• **What you need to do**:
Every line below that holds the string "absolute" should be copied out.

Start of Records shown

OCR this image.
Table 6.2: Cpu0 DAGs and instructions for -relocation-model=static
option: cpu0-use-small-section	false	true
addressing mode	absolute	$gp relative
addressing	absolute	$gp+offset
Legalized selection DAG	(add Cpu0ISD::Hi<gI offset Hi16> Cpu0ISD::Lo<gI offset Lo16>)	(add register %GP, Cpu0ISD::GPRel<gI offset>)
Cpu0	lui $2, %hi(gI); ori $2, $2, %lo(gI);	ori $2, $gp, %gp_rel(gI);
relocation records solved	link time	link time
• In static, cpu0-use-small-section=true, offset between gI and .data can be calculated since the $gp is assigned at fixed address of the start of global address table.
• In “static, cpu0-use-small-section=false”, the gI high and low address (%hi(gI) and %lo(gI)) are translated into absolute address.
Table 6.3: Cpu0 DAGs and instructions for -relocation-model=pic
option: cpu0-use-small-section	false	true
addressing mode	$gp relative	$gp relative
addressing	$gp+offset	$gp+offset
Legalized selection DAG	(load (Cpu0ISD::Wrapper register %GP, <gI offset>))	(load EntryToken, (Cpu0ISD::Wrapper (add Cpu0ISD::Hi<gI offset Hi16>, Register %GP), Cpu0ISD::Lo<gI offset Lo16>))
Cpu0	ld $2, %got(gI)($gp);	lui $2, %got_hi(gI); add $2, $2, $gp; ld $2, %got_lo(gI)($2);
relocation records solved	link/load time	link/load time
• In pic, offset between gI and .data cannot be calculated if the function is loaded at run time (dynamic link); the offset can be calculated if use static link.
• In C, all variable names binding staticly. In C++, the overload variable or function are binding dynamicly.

End of Records shown

• **Response to this exercise**:
addressing mode	absolute	$gp relative
addressing	absolute	$gp+offset
• In “static, cpu0-use-small-section=false”, the gI high and low address (%hi(gI) and %lo(gI)) are translated into absolute address.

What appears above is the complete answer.